Activity: From the first line to the last, print the data exactly.

---------- Information shown ----------

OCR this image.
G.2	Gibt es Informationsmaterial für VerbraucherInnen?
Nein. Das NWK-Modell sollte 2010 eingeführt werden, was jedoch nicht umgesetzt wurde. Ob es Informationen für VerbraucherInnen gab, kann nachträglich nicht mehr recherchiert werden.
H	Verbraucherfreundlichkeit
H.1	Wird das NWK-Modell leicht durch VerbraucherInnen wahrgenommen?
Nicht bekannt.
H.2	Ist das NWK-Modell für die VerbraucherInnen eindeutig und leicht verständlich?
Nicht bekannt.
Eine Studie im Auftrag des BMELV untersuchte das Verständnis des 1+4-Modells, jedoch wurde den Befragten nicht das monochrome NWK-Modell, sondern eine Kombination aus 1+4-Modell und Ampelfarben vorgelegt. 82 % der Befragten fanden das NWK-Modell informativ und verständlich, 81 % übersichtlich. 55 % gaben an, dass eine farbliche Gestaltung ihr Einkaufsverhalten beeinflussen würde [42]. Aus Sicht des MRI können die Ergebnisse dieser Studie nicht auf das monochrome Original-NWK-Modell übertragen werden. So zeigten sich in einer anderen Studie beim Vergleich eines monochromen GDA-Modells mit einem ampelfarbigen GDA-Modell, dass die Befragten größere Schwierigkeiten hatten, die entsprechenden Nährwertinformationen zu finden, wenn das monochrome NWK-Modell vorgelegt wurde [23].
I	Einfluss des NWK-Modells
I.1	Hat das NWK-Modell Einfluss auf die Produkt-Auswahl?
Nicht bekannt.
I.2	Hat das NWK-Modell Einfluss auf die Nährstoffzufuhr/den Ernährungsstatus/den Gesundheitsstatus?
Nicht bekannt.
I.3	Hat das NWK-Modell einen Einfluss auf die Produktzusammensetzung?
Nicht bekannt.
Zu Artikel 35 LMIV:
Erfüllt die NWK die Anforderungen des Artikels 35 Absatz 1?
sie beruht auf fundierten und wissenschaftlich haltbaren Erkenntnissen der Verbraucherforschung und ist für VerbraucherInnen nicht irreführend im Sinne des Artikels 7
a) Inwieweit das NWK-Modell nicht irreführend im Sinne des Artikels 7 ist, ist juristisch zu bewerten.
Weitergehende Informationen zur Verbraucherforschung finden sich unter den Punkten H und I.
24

----------

Solution below:
OCR this image.
G.2	Gibt es Informationsmaterial für VerbraucherInnen?
Nein. Das NWK-Modell sollte 2010 eingeführt werden, was jedoch nicht umgesetzt wurde. Ob es Informationen für VerbraucherInnen gab, kann nachträglich nicht mehr recherchiert werden.
H	Verbraucherfreundlichkeit
H.1	Wird das NWK-Modell leicht durch VerbraucherInnen wahrgenommen?
Nicht bekannt.
H.2	Ist das NWK-Modell für die VerbraucherInnen eindeutig und leicht verständlich?
Nicht bekannt.
Eine Studie im Auftrag des BMELV untersuchte das Verständnis des 1+4-Modells, jedoch wurde den Befragten nicht das monochrome NWK-Modell, sondern eine Kombination aus 1+4-Modell und Ampelfarben vorgelegt. 82 % der Befragten fanden das NWK-Modell informativ und verständlich, 81 % übersichtlich. 55 % gaben an, dass eine farbliche Gestaltung ihr Einkaufsverhalten beeinflussen würde [42]. Aus Sicht des MRI können die Ergebnisse dieser Studie nicht auf das monochrome Original-NWK-Modell übertragen werden. So zeigten sich in einer anderen Studie beim Vergleich eines monochromen GDA-Modells mit einem ampelfarbigen GDA-Modell, dass die Befragten größere Schwierigkeiten hatten, die entsprechenden Nährwertinformationen zu finden, wenn das monochrome NWK-Modell vorgelegt wurde [23].
I	Einfluss des NWK-Modells
I.1	Hat das NWK-Modell Einfluss auf die Produkt-Auswahl?
Nicht bekannt.
I.2	Hat das NWK-Modell Einfluss auf die Nährstoffzufuhr/den Ernährungsstatus/den Gesundheitsstatus?
Nicht bekannt.
I.3	Hat das NWK-Modell einen Einfluss auf die Produktzusammensetzung?
Nicht bekannt.
Zu Artikel 35 LMIV:
Erfüllt die NWK die Anforderungen des Artikels 35 Absatz 1?
sie beruht auf fundierten und wissenschaftlich haltbaren Erkenntnissen der Verbraucherforschung und ist für VerbraucherInnen nicht irreführend im Sinne des Artikels 7
a) Inwieweit das NWK-Modell nicht irreführend im Sinne des Artikels 7 ist, ist juristisch zu bewerten.
Weitergehende Informationen zur Verbraucherforschung finden sich unter den Punkten H und I.
24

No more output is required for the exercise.